§ Tujuan Latihan
Lanjutkan tulisan tentang kasus Bupati Aceng dan sanksi sosial, dimulai tepat setelah kalimat terakhir yang ditampilkan.

§ Kutipan Teks
+++

Peristiwa Bupati Aceng cukup menyentak sebagian besar masyarakat Indonesia terutama kaum perempuan bahkan Sby pun sempat memberi perhatian yang serius. Diskusi antara pembelahak kaum perempuan dan seorang professor pemerhatisosial yang disusul dengan wawncara terbuka dengan pembela Bapak Bupati sangat jelas memperlihatkan bagaimana pandangan seorang ahli hukum terhadap norma dan etika sosial yang berlaku dimasyarakat.
Pengacara dan petugas kebanyakan hanya menyandarkan diri pada hukum tertulis saja tanpa memperhatikan rasa keadilan sebagian masyarakat, berkali-kali sang pengacara pembela Aceng mengajukan pertanyaan tentang sangsi hukum apa yang bisa diberikan pada Bupati Aceng kepada sang professor dan Ibu pemehati hak kaum perempuan itu, tapi nampaknya mereka tergagap untuk menjawab, padahal terasa benar bahwa masyarakat ingin menjatuhkan sangsi sosial kepada Bapak Bupati .
Sangsi sosial bisa lebih ringan daripada sangsi hukum tapi bisa juga menjadi lebih sadis misalnya; maling ayam yang tertangkap basah bisa saja mati digebukin massa,yang tentunya lebih berat dibanding sangsi hukum yang akan dijatuhkan pengadilan.

+++

§ Data Mentah
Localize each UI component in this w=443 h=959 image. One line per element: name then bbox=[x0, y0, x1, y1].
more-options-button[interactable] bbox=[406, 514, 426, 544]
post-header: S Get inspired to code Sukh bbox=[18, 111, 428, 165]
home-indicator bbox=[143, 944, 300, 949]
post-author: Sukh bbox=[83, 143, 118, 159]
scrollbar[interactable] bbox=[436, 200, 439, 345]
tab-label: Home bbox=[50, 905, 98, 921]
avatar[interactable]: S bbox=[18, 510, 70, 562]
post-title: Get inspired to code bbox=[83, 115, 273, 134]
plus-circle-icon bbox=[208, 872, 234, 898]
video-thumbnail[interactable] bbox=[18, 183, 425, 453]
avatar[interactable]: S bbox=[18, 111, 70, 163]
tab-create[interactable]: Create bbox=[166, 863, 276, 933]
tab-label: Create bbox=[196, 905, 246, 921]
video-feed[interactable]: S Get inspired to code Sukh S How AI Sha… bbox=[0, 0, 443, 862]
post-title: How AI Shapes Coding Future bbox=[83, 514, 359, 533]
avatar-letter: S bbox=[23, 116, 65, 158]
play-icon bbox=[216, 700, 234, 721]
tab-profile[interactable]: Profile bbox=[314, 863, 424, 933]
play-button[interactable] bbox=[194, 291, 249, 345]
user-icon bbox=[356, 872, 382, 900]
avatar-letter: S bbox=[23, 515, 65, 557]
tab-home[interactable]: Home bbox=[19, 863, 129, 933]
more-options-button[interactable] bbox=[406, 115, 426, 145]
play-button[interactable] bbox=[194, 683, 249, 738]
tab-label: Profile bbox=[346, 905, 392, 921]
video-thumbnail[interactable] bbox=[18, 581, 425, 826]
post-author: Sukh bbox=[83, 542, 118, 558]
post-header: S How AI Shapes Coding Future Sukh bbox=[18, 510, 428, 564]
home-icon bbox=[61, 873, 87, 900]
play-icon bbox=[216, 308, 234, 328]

+++

§ Hasil Latihan
Pengacara itu juga membicarakan tentang hukum agama Islam bahwa semua sah dilakukan jika dilihat dalam kaca mata hukum Islam,kira-kira apakah benar seperti itu yang dimaksudkan oleh hukum Islam ?beliau dengan pongah menyatakan bahwa bapak professor itu bukan ahli hukum jadi tak usah berbicara mengenai masalah hukum.
Apakah Bupati Aceng melanggar hukum atau tidak semuanya tentu kembali kepada para ahli dan petugas hukum yang berwenang, pengetahuan Agama Islam BupatiAceng pastilah lebih tinggi darisaya dan sebagian besar kompasioner, tapi perasaan sebagai mahluk sosial yang hidup di Indonesia tetap menganggap bahwa itu adalah suatu pelanggaran norma.